- Objective:
Every entry that follows should be repeated exactly; drop the images.

- Material provided:
-=-=-

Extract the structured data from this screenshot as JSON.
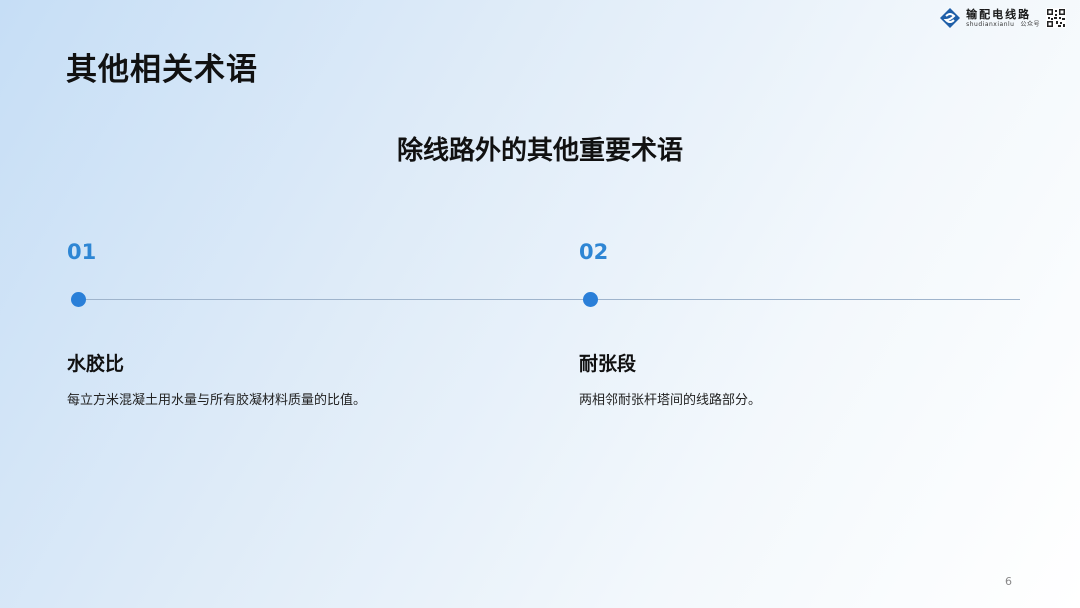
{
  "slide": {
    "title": "其他相关术语",
    "subtitle": "除线路外的其他重要术语",
    "page_number": "6"
  },
  "logo": {
    "name": "输配电线路",
    "romanized": "shudianxianlu",
    "tag": "公众号",
    "icon": "diamond-s-logo-icon"
  },
  "timeline": {
    "items": [
      {
        "number": "01",
        "term": "水胶比",
        "description": "每立方米混凝土用水量与所有胶凝材料质量的比值。"
      },
      {
        "number": "02",
        "term": "耐张段",
        "description": "两相邻耐张杆塔间的线路部分。"
      }
    ]
  },
  "colors": {
    "accent": "#2e86d4",
    "dot": "#2a7fd8",
    "line": "#9fb4cc",
    "text": "#111111"
  }
}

-=-=-

- Task result:
Extract the structured data from this screenshot as JSON.
{
  "slide": {
    "title": "其他相关术语",
    "subtitle": "除线路外的其他重要术语",
    "page_number": "6"
  },
  "logo": {
    "name": "输配电线路",
    "romanized": "shudianxianlu",
    "tag": "公众号",
    "icon": "diamond-s-logo-icon"
  },
  "timeline": {
    "items": [
      {
        "number": "01",
        "term": "水胶比",
        "description": "每立方米混凝土用水量与所有胶凝材料质量的比值。"
      },
      {
        "number": "02",
        "term": "耐张段",
        "description": "两相邻耐张杆塔间的线路部分。"
      }
    ]
  },
  "colors": {
    "accent": "#2e86d4",
    "dot": "#2a7fd8",
    "line": "#9fb4cc",
    "text": "#111111"
  }
}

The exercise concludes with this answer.